• [TASK DIRECTIONS]:
Give the number of lines in the data that contain "label", and nothing more.

• [EXERCISE DATA]:

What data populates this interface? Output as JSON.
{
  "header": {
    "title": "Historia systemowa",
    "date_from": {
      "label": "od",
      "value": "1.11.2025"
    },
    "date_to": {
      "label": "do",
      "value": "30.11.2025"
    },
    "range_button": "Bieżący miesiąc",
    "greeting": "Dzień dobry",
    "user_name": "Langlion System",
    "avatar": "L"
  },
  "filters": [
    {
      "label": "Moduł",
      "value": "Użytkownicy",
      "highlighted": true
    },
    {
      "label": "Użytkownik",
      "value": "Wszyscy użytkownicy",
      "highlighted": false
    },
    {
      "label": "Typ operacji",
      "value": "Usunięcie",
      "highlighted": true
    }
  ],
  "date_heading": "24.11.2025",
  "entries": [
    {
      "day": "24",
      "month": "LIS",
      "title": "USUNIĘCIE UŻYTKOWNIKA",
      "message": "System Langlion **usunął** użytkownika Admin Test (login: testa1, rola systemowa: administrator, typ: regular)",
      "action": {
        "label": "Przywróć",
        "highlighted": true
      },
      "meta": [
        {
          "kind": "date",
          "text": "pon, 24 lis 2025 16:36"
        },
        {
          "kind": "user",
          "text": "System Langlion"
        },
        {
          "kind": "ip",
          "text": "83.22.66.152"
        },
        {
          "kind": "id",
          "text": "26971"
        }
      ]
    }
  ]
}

• [EXPECTED OUTPUT]:
6